-------- Extracted records --------

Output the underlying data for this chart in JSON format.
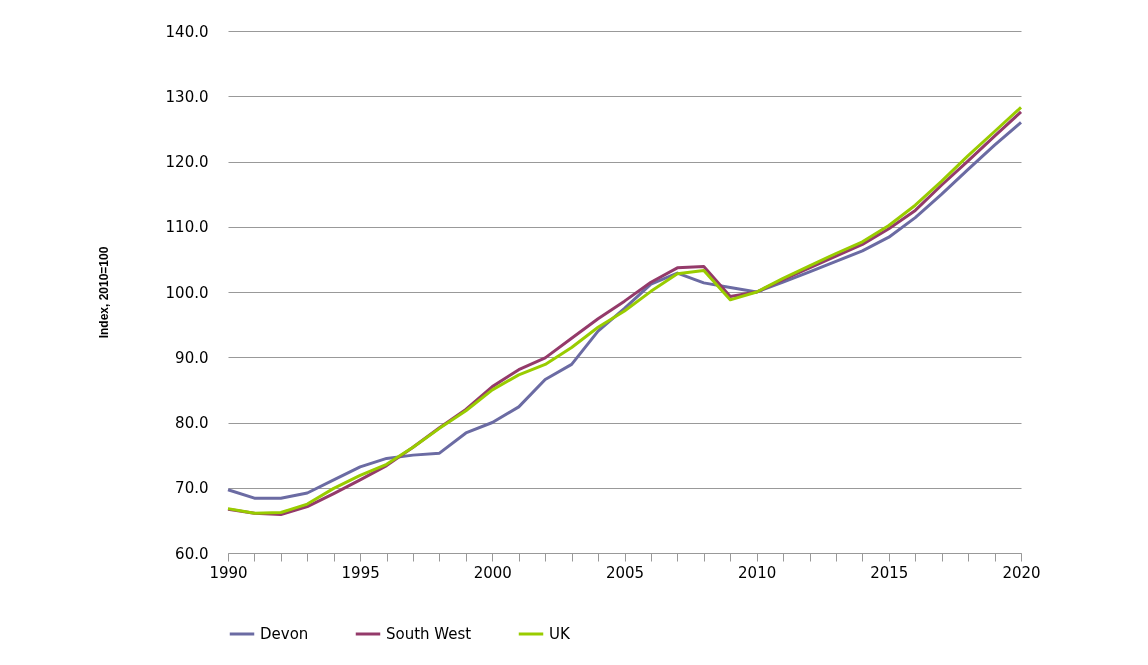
{
  "chart_data": {
    "type": "line",
    "ylabel": "Index, 2010=100",
    "x": [
      1990,
      1991,
      1992,
      1993,
      1994,
      1995,
      1996,
      1997,
      1998,
      1999,
      2000,
      2001,
      2002,
      2003,
      2004,
      2005,
      2006,
      2007,
      2008,
      2009,
      2010,
      2011,
      2012,
      2013,
      2014,
      2015,
      2016,
      2017,
      2018,
      2019,
      2020
    ],
    "series": [
      {
        "name": "Devon",
        "color": "#6b6ba3",
        "values": [
          69.7,
          68.4,
          68.4,
          69.2,
          71.2,
          73.2,
          74.5,
          75.0,
          75.3,
          78.4,
          80.0,
          82.4,
          86.6,
          88.9,
          94.0,
          97.5,
          101.2,
          102.9,
          101.4,
          100.7,
          100.0,
          101.5,
          103.1,
          104.7,
          106.3,
          108.4,
          111.4,
          115.0,
          118.8,
          122.5,
          126.0
        ]
      },
      {
        "name": "South West",
        "color": "#943a6a",
        "values": [
          66.7,
          66.1,
          65.9,
          67.1,
          69.1,
          71.2,
          73.4,
          76.2,
          79.2,
          82.0,
          85.5,
          88.1,
          89.9,
          92.9,
          95.9,
          98.6,
          101.5,
          103.7,
          103.9,
          99.3,
          100.0,
          101.9,
          103.7,
          105.5,
          107.3,
          109.7,
          112.5,
          116.4,
          120.1,
          123.9,
          127.6
        ]
      },
      {
        "name": "UK",
        "color": "#99cc00",
        "values": [
          66.8,
          66.1,
          66.2,
          67.5,
          69.9,
          71.9,
          73.6,
          76.2,
          79.1,
          81.8,
          85.0,
          87.3,
          88.9,
          91.5,
          94.6,
          97.1,
          100.1,
          102.8,
          103.3,
          98.8,
          100.0,
          102.1,
          104.0,
          105.9,
          107.7,
          110.2,
          113.3,
          117.0,
          120.9,
          124.6,
          128.3
        ]
      }
    ],
    "xlim": [
      1990,
      2020
    ],
    "xticks": [
      1990,
      {
        "value": 1991,
        "label": null
      },
      {
        "value": 1992,
        "label": null
      },
      {
        "value": 1993,
        "label": null
      },
      {
        "value": 1994,
        "label": null
      },
      1995,
      {
        "value": 1996,
        "label": null
      },
      {
        "value": 1997,
        "label": null
      },
      {
        "value": 1998,
        "label": null
      },
      {
        "value": 1999,
        "label": null
      },
      2000,
      {
        "value": 2001,
        "label": null
      },
      {
        "value": 2002,
        "label": null
      },
      {
        "value": 2003,
        "label": null
      },
      {
        "value": 2004,
        "label": null
      },
      2005,
      {
        "value": 2006,
        "label": null
      },
      {
        "value": 2007,
        "label": null
      },
      {
        "value": 2008,
        "label": null
      },
      {
        "value": 2009,
        "label": null
      },
      2010,
      {
        "value": 2011,
        "label": null
      },
      {
        "value": 2012,
        "label": null
      },
      {
        "value": 2013,
        "label": null
      },
      {
        "value": 2014,
        "label": null
      },
      2015,
      {
        "value": 2016,
        "label": null
      },
      {
        "value": 2017,
        "label": null
      },
      {
        "value": 2018,
        "label": null
      },
      {
        "value": 2019,
        "label": null
      },
      2020
    ],
    "ylim": [
      60,
      140
    ],
    "yticks": [
      {
        "value": 60,
        "label": "60.0"
      },
      {
        "value": 70,
        "label": "70.0"
      },
      {
        "value": 80,
        "label": "80.0"
      },
      {
        "value": 90,
        "label": "90.0"
      },
      {
        "value": 100,
        "label": "100.0"
      },
      {
        "value": 110,
        "label": "110.0"
      },
      {
        "value": 120,
        "label": "120.0"
      },
      {
        "value": 130,
        "label": "130.0"
      },
      {
        "value": 140,
        "label": "140.0"
      }
    ],
    "grid": "y",
    "legend": "bottom",
    "marker": "none",
    "line_style": "solid"
  }
}
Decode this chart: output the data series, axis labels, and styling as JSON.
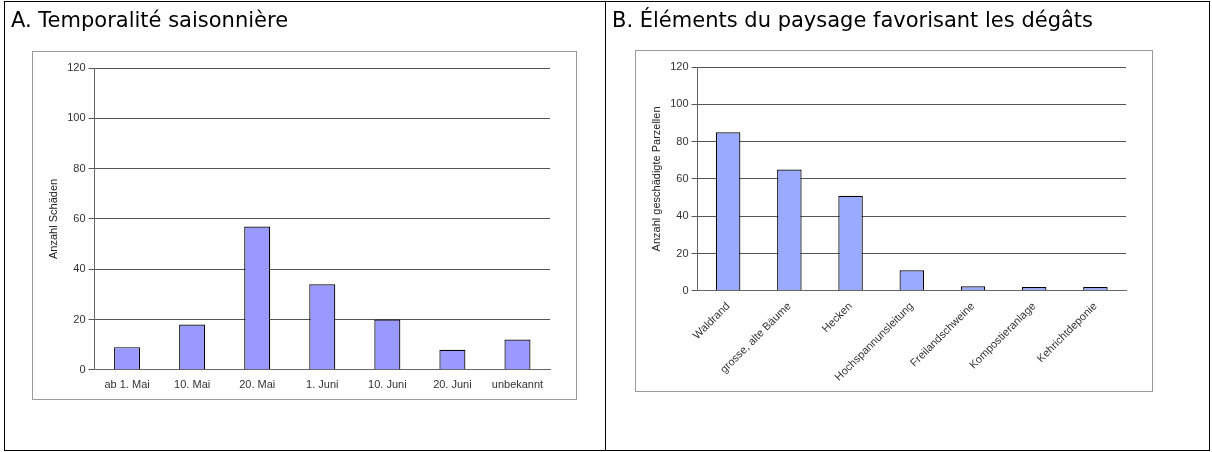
{
  "chart_data": [
    {
      "type": "bar",
      "title": "A. Temporalité saisonnière",
      "ylabel": "Anzahl Schäden",
      "categories": [
        "ab 1. Mai",
        "10. Mai",
        "20. Mai",
        "1. Juni",
        "10. Juni",
        "20. Juni",
        "unbekannt"
      ],
      "values": [
        9,
        18,
        57,
        34,
        20,
        8,
        12
      ],
      "color": "#9999ff",
      "ylim": [
        0,
        120
      ],
      "yticks": [
        0,
        20,
        40,
        60,
        80,
        100,
        120
      ],
      "grid": "y"
    },
    {
      "type": "bar",
      "title": "B. Éléments du paysage favorisant les dégâts",
      "ylabel": "Anzahl geschädigte Parzellen",
      "categories": [
        "Waldrand",
        "grosse, alte Bäume",
        "Hecken",
        "Hochspannunsleitung",
        "Freilandschweine",
        "Kompostieranlage",
        "Kehrichtdeponie"
      ],
      "values": [
        85,
        65,
        51,
        11,
        2.5,
        2,
        2
      ],
      "color": "#99aaff",
      "ylim": [
        0,
        120
      ],
      "yticks": [
        0,
        20,
        40,
        60,
        80,
        100,
        120
      ],
      "grid": "y"
    }
  ]
}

--------

§ Exercise
Identify and copy the lines holding the word "ylabel".

§ Exercise result
    "ylabel": "Index, 2010=100",
      "ylabel": "Anzahl Schäden",
      "ylabel": "Anzahl geschädigte Parzellen",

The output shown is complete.